Copy every record word for word.

[Records]
:::::
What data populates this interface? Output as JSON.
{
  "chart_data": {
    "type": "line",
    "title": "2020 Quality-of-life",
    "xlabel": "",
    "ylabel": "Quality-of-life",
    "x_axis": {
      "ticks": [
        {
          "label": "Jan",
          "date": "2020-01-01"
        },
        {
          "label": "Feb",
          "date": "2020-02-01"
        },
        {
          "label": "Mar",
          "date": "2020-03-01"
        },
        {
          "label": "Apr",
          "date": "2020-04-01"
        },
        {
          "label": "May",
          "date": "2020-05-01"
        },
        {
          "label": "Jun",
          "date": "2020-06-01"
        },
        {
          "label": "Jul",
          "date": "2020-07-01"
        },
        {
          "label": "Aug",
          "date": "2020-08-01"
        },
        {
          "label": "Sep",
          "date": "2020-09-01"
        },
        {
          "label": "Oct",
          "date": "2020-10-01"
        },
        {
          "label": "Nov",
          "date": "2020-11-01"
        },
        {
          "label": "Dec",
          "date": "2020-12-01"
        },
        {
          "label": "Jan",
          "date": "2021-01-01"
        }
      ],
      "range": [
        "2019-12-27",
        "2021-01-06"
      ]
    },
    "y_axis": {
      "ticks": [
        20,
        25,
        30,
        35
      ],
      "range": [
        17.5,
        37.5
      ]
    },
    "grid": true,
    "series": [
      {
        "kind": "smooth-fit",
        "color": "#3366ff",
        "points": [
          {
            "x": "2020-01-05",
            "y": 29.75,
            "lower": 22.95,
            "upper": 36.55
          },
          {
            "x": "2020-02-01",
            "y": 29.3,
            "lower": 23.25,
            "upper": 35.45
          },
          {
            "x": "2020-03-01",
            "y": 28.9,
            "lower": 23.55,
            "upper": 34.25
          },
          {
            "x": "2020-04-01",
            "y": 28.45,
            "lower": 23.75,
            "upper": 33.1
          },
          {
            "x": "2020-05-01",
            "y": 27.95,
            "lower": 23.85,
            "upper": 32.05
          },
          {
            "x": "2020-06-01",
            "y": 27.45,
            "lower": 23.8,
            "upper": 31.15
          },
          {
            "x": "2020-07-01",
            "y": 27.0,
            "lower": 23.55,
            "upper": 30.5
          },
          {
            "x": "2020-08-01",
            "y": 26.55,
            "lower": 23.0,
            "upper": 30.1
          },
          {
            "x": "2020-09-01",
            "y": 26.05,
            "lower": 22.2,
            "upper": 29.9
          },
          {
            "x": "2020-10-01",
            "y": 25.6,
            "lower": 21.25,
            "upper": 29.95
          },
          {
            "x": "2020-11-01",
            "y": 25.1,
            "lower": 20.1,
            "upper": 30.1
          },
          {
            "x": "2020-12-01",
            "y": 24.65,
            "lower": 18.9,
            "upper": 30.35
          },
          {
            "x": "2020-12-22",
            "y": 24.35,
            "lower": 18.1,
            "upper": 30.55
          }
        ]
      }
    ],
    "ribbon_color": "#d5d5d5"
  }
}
:::::
- [THE RESULT]:
What data populates this interface? Output as JSON.
{
  "chart_data": {
    "type": "line",
    "title": "2020 Quality-of-life",
    "xlabel": "",
    "ylabel": "Quality-of-life",
    "x_axis": {
      "ticks": [
        {
          "label": "Jan",
          "date": "2020-01-01"
        },
        {
          "label": "Feb",
          "date": "2020-02-01"
        },
        {
          "label": "Mar",
          "date": "2020-03-01"
        },
        {
          "label": "Apr",
          "date": "2020-04-01"
        },
        {
          "label": "May",
          "date": "2020-05-01"
        },
        {
          "label": "Jun",
          "date": "2020-06-01"
        },
        {
          "label": "Jul",
          "date": "2020-07-01"
        },
        {
          "label": "Aug",
          "date": "2020-08-01"
        },
        {
          "label": "Sep",
          "date": "2020-09-01"
        },
        {
          "label": "Oct",
          "date": "2020-10-01"
        },
        {
          "label": "Nov",
          "date": "2020-11-01"
        },
        {
          "label": "Dec",
          "date": "2020-12-01"
        },
        {
          "label": "Jan",
          "date": "2021-01-01"
        }
      ],
      "range": [
        "2019-12-27",
        "2021-01-06"
      ]
    },
    "y_axis": {
      "ticks": [
        20,
        25,
        30,
        35
      ],
      "range": [
        17.5,
        37.5
      ]
    },
    "grid": true,
    "series": [
      {
        "kind": "smooth-fit",
        "color": "#3366ff",
        "points": [
          {
            "x": "2020-01-05",
            "y": 29.75,
            "lower": 22.95,
            "upper": 36.55
          },
          {
            "x": "2020-02-01",
            "y": 29.3,
            "lower": 23.25,
            "upper": 35.45
          },
          {
            "x": "2020-03-01",
            "y": 28.9,
            "lower": 23.55,
            "upper": 34.25
          },
          {
            "x": "2020-04-01",
            "y": 28.45,
            "lower": 23.75,
            "upper": 33.1
          },
          {
            "x": "2020-05-01",
            "y": 27.95,
            "lower": 23.85,
            "upper": 32.05
          },
          {
            "x": "2020-06-01",
            "y": 27.45,
            "lower": 23.8,
            "upper": 31.15
          },
          {
            "x": "2020-07-01",
            "y": 27.0,
            "lower": 23.55,
            "upper": 30.5
          },
          {
            "x": "2020-08-01",
            "y": 26.55,
            "lower": 23.0,
            "upper": 30.1
          },
          {
            "x": "2020-09-01",
            "y": 26.05,
            "lower": 22.2,
            "upper": 29.9
          },
          {
            "x": "2020-10-01",
            "y": 25.6,
            "lower": 21.25,
            "upper": 29.95
          },
          {
            "x": "2020-11-01",
            "y": 25.1,
            "lower": 20.1,
            "upper": 30.1
          },
          {
            "x": "2020-12-01",
            "y": 24.65,
            "lower": 18.9,
            "upper": 30.35
          },
          {
            "x": "2020-12-22",
            "y": 24.35,
            "lower": 18.1,
            "upper": 30.55
          }
        ]
      }
    ],
    "ribbon_color": "#d5d5d5"
  }
}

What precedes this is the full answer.